== Task requirements ==
Transcribe every entry word for word. Skip the pictures.

== Records provided ==
——

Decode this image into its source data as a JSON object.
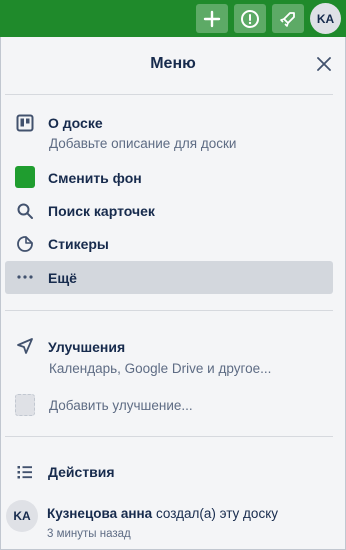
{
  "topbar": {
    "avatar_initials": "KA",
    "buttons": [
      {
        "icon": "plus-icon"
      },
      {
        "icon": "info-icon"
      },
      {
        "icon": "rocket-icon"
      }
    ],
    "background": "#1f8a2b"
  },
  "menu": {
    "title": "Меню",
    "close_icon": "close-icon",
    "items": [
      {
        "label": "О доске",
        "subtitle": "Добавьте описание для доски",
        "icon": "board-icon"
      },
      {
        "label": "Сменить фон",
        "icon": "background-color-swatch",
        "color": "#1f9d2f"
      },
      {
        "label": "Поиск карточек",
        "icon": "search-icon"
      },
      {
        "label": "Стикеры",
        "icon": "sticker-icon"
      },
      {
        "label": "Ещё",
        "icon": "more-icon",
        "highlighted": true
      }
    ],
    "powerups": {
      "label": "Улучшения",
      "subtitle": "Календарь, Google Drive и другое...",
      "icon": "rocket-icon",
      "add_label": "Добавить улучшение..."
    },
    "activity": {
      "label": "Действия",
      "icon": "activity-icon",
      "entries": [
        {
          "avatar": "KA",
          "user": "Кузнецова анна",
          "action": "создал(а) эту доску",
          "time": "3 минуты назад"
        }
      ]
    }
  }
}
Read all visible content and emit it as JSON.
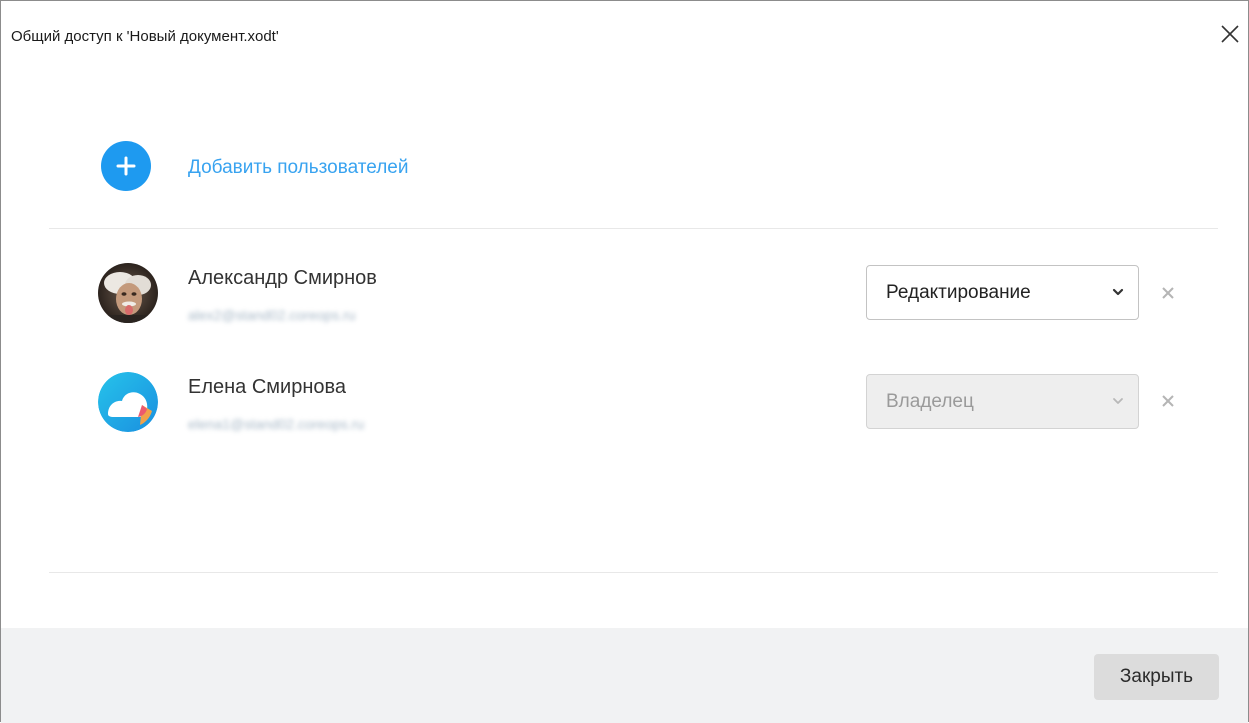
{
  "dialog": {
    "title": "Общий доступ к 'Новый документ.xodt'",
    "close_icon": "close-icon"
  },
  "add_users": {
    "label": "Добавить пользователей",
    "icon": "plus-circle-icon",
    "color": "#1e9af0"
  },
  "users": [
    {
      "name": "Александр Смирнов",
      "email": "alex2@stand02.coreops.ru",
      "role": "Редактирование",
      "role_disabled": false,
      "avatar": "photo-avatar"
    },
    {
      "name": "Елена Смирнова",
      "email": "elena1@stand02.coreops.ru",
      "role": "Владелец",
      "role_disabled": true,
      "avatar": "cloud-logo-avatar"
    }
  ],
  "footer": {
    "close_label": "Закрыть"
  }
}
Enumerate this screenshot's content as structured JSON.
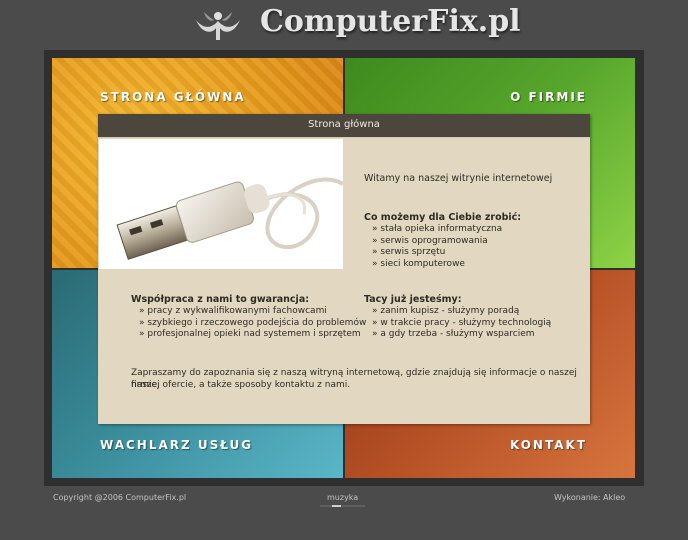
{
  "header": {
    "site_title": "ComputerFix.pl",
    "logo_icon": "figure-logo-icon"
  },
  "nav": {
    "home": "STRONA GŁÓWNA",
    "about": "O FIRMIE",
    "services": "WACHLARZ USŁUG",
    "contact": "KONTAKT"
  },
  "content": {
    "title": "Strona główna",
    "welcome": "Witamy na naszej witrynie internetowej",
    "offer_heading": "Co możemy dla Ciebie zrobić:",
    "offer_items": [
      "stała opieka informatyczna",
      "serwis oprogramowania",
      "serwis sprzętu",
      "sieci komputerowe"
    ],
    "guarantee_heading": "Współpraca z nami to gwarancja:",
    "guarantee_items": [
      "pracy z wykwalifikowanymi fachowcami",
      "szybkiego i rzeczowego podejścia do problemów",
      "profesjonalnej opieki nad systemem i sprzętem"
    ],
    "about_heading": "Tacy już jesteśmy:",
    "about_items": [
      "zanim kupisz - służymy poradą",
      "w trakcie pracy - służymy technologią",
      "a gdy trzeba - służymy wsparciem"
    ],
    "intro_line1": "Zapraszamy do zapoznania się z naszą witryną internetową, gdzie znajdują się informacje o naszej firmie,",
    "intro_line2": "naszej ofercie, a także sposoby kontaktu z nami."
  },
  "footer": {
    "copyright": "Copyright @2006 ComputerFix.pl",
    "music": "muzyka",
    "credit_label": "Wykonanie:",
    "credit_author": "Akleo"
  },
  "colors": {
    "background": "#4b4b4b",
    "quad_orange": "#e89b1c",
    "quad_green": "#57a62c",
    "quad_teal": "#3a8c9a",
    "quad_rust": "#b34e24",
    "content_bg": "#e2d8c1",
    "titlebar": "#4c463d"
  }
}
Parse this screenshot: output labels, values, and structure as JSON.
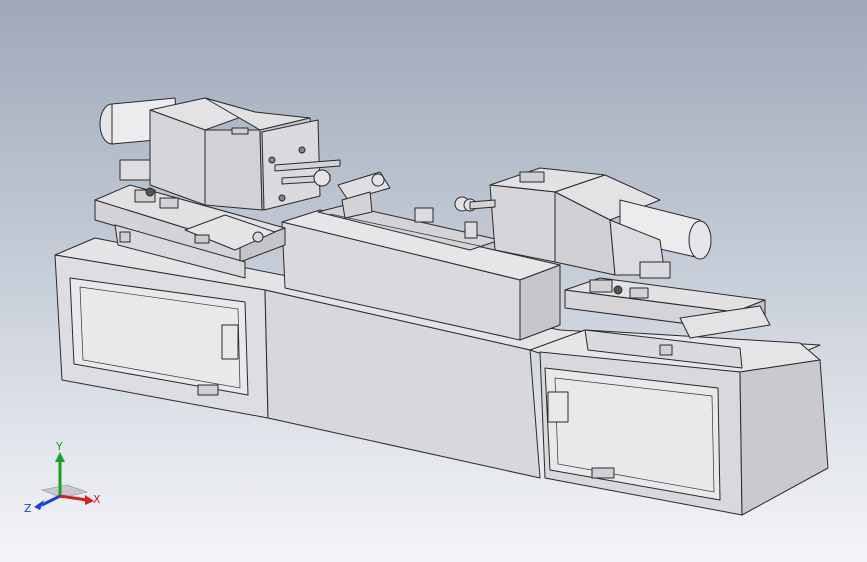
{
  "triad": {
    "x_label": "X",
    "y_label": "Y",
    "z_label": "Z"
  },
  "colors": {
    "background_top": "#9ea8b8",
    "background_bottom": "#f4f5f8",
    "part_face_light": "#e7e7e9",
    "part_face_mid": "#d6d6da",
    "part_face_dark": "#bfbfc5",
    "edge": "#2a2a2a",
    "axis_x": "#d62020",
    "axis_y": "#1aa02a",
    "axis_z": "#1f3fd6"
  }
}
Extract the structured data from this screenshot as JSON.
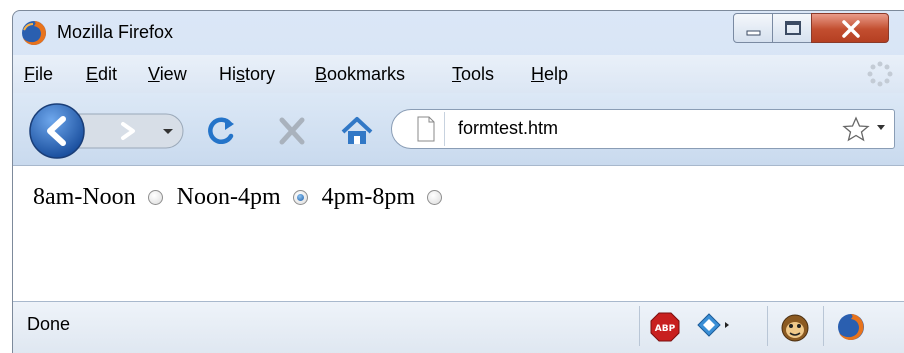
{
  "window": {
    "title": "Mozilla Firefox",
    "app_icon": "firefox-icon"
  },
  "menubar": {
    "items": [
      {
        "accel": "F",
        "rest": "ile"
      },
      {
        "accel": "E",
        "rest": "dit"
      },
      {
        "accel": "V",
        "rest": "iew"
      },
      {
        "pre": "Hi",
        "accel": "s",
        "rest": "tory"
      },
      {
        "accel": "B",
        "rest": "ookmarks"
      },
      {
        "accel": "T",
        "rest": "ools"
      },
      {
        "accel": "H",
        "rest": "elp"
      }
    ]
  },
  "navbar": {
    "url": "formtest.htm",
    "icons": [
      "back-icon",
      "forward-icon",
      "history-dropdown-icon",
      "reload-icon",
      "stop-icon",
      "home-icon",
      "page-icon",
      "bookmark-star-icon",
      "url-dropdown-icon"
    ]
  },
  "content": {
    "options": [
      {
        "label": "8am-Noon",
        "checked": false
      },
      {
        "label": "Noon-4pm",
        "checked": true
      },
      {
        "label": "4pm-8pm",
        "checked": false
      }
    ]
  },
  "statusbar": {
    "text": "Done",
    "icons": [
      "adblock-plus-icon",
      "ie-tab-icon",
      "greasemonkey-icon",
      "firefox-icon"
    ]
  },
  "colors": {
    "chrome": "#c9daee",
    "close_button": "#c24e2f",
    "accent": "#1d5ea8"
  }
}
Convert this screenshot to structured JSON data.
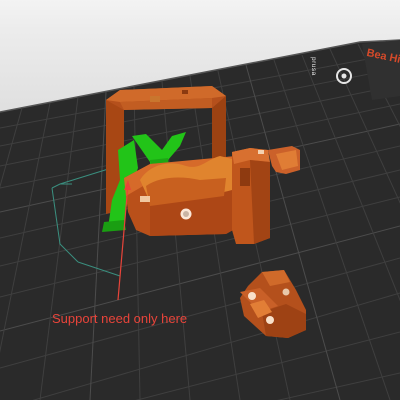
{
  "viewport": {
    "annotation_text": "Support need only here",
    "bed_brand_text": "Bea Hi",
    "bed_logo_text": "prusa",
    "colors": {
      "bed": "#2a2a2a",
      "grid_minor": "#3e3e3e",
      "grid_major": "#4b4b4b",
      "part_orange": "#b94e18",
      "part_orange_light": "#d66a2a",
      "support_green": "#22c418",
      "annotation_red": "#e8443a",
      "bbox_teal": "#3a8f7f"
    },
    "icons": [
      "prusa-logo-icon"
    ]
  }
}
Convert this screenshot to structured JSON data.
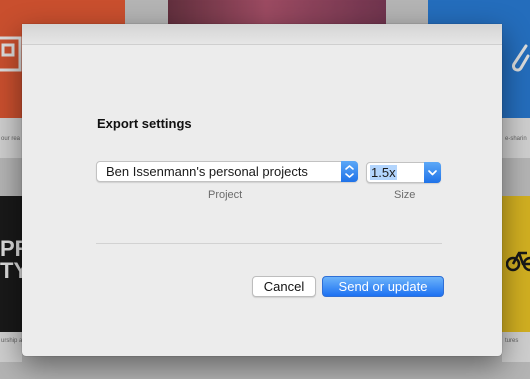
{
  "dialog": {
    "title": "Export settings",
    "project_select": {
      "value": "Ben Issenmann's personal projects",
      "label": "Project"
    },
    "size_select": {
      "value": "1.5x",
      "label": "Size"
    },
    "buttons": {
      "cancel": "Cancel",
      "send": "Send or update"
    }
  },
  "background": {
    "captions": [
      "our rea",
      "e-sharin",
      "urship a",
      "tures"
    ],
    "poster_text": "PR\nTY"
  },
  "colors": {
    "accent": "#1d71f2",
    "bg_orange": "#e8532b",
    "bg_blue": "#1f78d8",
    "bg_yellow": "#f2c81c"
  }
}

——

== Written solution ==
Decode this image into its source data as a JSON object.
{
  "topbar": {
    "avatar_initials": "KA",
    "buttons": [
      {
        "icon": "plus-icon"
      },
      {
        "icon": "info-icon"
      },
      {
        "icon": "rocket-icon"
      }
    ],
    "background": "#1f8a2b"
  },
  "menu": {
    "title": "Меню",
    "close_icon": "close-icon",
    "items": [
      {
        "label": "О доске",
        "subtitle": "Добавьте описание для доски",
        "icon": "board-icon"
      },
      {
        "label": "Сменить фон",
        "icon": "background-color-swatch",
        "color": "#1f9d2f"
      },
      {
        "label": "Поиск карточек",
        "icon": "search-icon"
      },
      {
        "label": "Стикеры",
        "icon": "sticker-icon"
      },
      {
        "label": "Ещё",
        "icon": "more-icon",
        "highlighted": true
      }
    ],
    "powerups": {
      "label": "Улучшения",
      "subtitle": "Календарь, Google Drive и другое...",
      "icon": "rocket-icon",
      "add_label": "Добавить улучшение..."
    },
    "activity": {
      "label": "Действия",
      "icon": "activity-icon",
      "entries": [
        {
          "avatar": "KA",
          "user": "Кузнецова анна",
          "action": "создал(а) эту доску",
          "time": "3 минуты назад"
        }
      ]
    }
  }
}
Read all visible content and emit it as JSON.
{
  "dialog": {
    "title": "Общий доступ к 'Новый документ.xodt'",
    "close_icon": "close-icon"
  },
  "add_users": {
    "label": "Добавить пользователей",
    "icon": "plus-circle-icon",
    "color": "#1e9af0"
  },
  "users": [
    {
      "name": "Александр Смирнов",
      "email": "alex2@stand02.coreops.ru",
      "role": "Редактирование",
      "role_disabled": false,
      "avatar": "photo-avatar"
    },
    {
      "name": "Елена Смирнова",
      "email": "elena1@stand02.coreops.ru",
      "role": "Владелец",
      "role_disabled": true,
      "avatar": "cloud-logo-avatar"
    }
  ],
  "footer": {
    "close_label": "Закрыть"
  }
}
Enumerate this screenshot's content as structured JSON.
{
  "header": {
    "site_title": "ComputerFix.pl",
    "logo_icon": "figure-logo-icon"
  },
  "nav": {
    "home": "STRONA GŁÓWNA",
    "about": "O FIRMIE",
    "services": "WACHLARZ USŁUG",
    "contact": "KONTAKT"
  },
  "content": {
    "title": "Strona główna",
    "welcome": "Witamy na naszej witrynie internetowej",
    "offer_heading": "Co możemy dla Ciebie zrobić:",
    "offer_items": [
      "stała opieka informatyczna",
      "serwis oprogramowania",
      "serwis sprzętu",
      "sieci komputerowe"
    ],
    "guarantee_heading": "Współpraca z nami to gwarancja:",
    "guarantee_items": [
      "pracy z wykwalifikowanymi fachowcami",
      "szybkiego i rzeczowego podejścia do problemów",
      "profesjonalnej opieki nad systemem i sprzętem"
    ],
    "about_heading": "Tacy już jesteśmy:",
    "about_items": [
      "zanim kupisz - służymy poradą",
      "w trakcie pracy - służymy technologią",
      "a gdy trzeba - służymy wsparciem"
    ],
    "intro_line1": "Zapraszamy do zapoznania się z naszą witryną internetową, gdzie znajdują się informacje o naszej firmie,",
    "intro_line2": "naszej ofercie, a także sposoby kontaktu z nami."
  },
  "footer": {
    "copyright": "Copyright @2006 ComputerFix.pl",
    "music": "muzyka",
    "credit_label": "Wykonanie:",
    "credit_author": "Akleo"
  },
  "colors": {
    "background": "#4b4b4b",
    "quad_orange": "#e89b1c",
    "quad_green": "#57a62c",
    "quad_teal": "#3a8c9a",
    "quad_rust": "#b34e24",
    "content_bg": "#e2d8c1",
    "titlebar": "#4c463d"
  }
}
Parse this screenshot: output labels, values, and structure as JSON.
{
  "triad": {
    "x_label": "X",
    "y_label": "Y",
    "z_label": "Z"
  },
  "colors": {
    "background_top": "#9ea8b8",
    "background_bottom": "#f4f5f8",
    "part_face_light": "#e7e7e9",
    "part_face_mid": "#d6d6da",
    "part_face_dark": "#bfbfc5",
    "edge": "#2a2a2a",
    "axis_x": "#d62020",
    "axis_y": "#1aa02a",
    "axis_z": "#1f3fd6"
  }
}
Extract the structured data from this screenshot as JSON.
{
  "window": {
    "title": "Mozilla Firefox",
    "app_icon": "firefox-icon"
  },
  "menubar": {
    "items": [
      {
        "accel": "F",
        "rest": "ile"
      },
      {
        "accel": "E",
        "rest": "dit"
      },
      {
        "accel": "V",
        "rest": "iew"
      },
      {
        "pre": "Hi",
        "accel": "s",
        "rest": "tory"
      },
      {
        "accel": "B",
        "rest": "ookmarks"
      },
      {
        "accel": "T",
        "rest": "ools"
      },
      {
        "accel": "H",
        "rest": "elp"
      }
    ]
  },
  "navbar": {
    "url": "formtest.htm",
    "icons": [
      "back-icon",
      "forward-icon",
      "history-dropdown-icon",
      "reload-icon",
      "stop-icon",
      "home-icon",
      "page-icon",
      "bookmark-star-icon",
      "url-dropdown-icon"
    ]
  },
  "content": {
    "options": [
      {
        "label": "8am-Noon",
        "checked": false
      },
      {
        "label": "Noon-4pm",
        "checked": true
      },
      {
        "label": "4pm-8pm",
        "checked": false
      }
    ]
  },
  "statusbar": {
    "text": "Done",
    "icons": [
      "adblock-plus-icon",
      "ie-tab-icon",
      "greasemonkey-icon",
      "firefox-icon"
    ]
  },
  "colors": {
    "chrome": "#c9daee",
    "close_button": "#c24e2f",
    "accent": "#1d5ea8"
  }
}
Convert this screenshot to structured JSON data.
{
  "viewport": {
    "annotation_text": "Support need only here",
    "bed_brand_text": "Bea Hi",
    "bed_logo_text": "prusa",
    "colors": {
      "bed": "#2a2a2a",
      "grid_minor": "#3e3e3e",
      "grid_major": "#4b4b4b",
      "part_orange": "#b94e18",
      "part_orange_light": "#d66a2a",
      "support_green": "#22c418",
      "annotation_red": "#e8443a",
      "bbox_teal": "#3a8f7f"
    },
    "icons": [
      "prusa-logo-icon"
    ]
  }
}
Convert this screenshot to structured JSON data.
{
  "dialog": {
    "title": "Export settings",
    "project_select": {
      "value": "Ben Issenmann's personal projects",
      "label": "Project"
    },
    "size_select": {
      "value": "1.5x",
      "label": "Size"
    },
    "buttons": {
      "cancel": "Cancel",
      "send": "Send or update"
    }
  },
  "background": {
    "captions": [
      "our rea",
      "e-sharin",
      "urship a",
      "tures"
    ],
    "poster_text": "PR\nTY"
  },
  "colors": {
    "accent": "#1d71f2",
    "bg_orange": "#e8532b",
    "bg_blue": "#1f78d8",
    "bg_yellow": "#f2c81c"
  }
}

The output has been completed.